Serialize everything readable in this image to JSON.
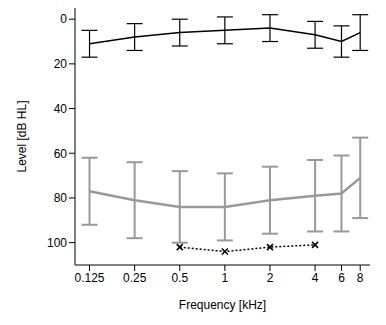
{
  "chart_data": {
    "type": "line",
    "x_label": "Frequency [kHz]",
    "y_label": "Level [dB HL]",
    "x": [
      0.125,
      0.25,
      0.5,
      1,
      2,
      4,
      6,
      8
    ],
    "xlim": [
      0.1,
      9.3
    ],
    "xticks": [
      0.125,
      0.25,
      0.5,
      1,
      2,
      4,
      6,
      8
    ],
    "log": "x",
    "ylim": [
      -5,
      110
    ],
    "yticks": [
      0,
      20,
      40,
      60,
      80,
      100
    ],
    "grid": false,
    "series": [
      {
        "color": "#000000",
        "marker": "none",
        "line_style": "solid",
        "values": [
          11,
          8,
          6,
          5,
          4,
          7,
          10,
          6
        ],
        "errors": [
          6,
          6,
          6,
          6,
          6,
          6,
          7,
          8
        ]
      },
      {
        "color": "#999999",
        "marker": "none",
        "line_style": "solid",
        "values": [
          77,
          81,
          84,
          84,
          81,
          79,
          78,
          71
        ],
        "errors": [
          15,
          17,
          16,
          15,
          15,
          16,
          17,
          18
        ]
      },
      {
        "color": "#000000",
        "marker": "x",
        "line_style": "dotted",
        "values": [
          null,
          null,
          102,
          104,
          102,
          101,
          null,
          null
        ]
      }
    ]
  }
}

···

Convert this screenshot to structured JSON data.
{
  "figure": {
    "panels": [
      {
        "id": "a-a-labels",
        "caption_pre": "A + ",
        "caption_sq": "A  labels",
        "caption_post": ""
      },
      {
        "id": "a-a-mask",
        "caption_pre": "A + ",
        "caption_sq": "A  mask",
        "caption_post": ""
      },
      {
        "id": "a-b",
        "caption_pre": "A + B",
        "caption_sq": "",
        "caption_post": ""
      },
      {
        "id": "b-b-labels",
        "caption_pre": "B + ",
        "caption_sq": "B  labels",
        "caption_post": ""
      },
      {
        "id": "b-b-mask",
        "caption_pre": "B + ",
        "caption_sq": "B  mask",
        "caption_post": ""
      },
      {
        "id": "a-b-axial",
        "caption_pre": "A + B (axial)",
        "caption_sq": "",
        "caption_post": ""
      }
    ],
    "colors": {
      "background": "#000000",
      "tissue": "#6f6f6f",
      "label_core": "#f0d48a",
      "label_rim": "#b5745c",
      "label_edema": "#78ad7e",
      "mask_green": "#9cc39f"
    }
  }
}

···

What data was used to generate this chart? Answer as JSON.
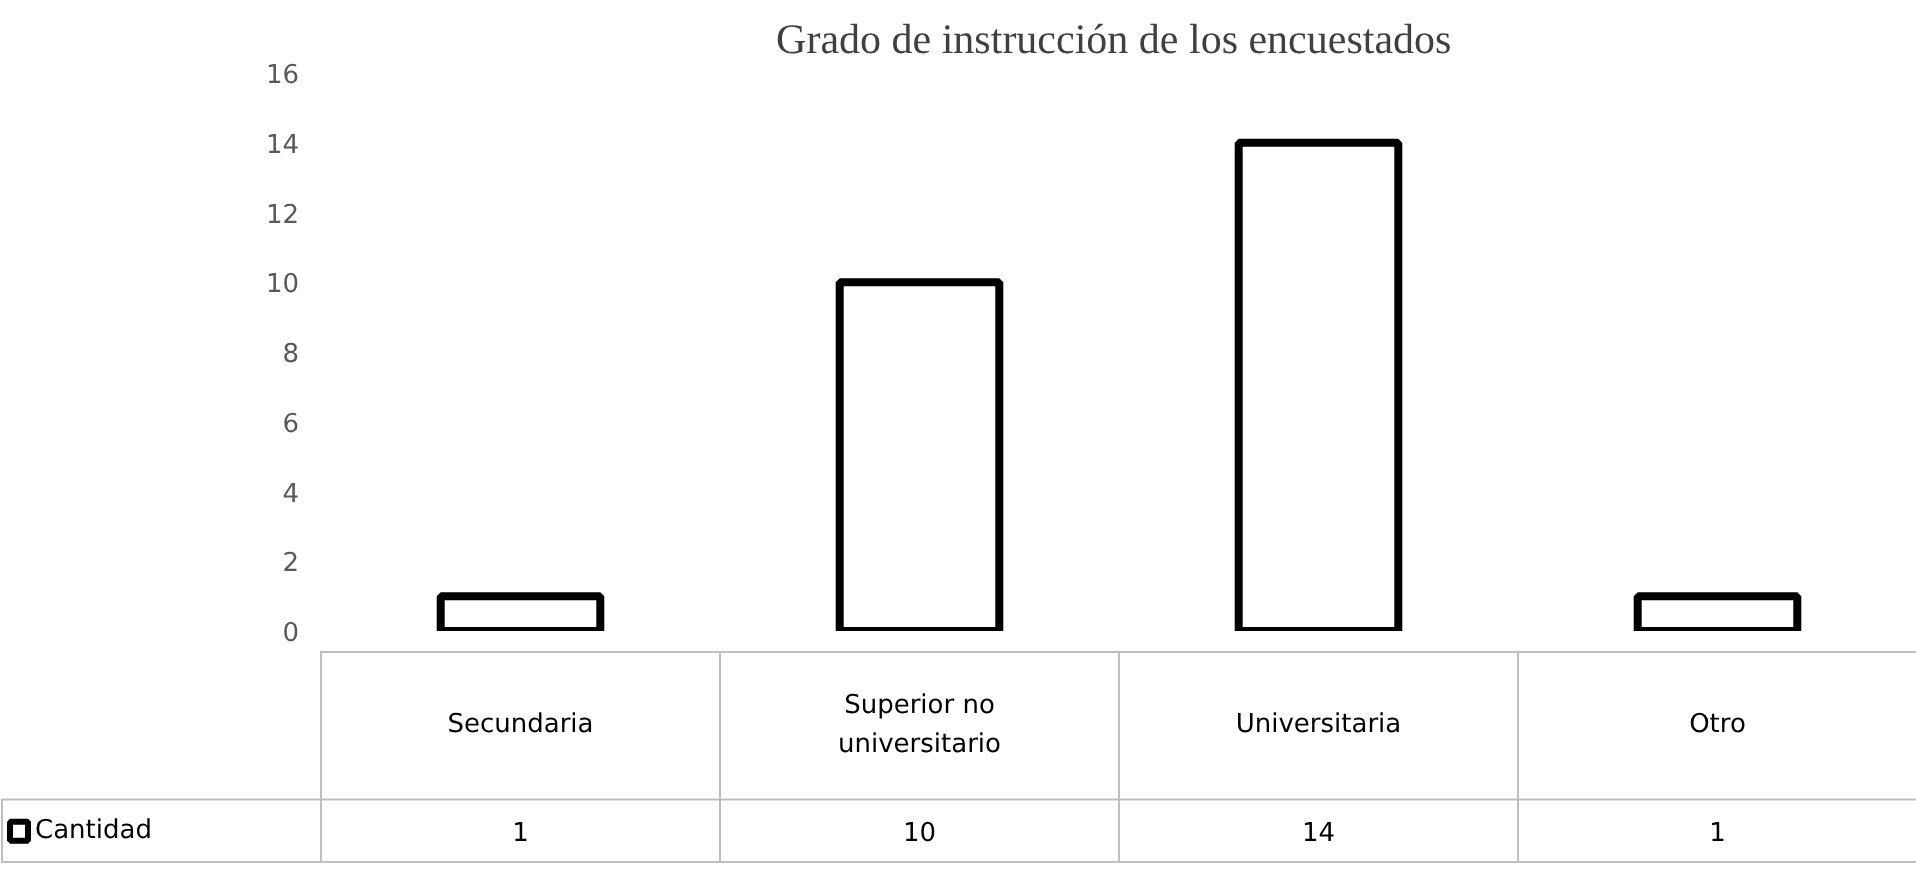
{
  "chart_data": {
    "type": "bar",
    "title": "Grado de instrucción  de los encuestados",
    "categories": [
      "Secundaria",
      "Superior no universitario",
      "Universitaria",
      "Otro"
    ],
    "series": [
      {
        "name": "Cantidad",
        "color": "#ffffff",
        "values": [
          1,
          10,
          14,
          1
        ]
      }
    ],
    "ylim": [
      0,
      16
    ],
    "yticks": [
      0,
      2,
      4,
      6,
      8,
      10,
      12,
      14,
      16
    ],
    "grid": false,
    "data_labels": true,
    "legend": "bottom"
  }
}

···

**Problem:** Find each line holding the word "JSON" and copy it.

**Task result:**
Serialize everything readable in this image to JSON.
Convert this screenshot to structured JSON data.
What data was used to generate this chart? Answer as JSON.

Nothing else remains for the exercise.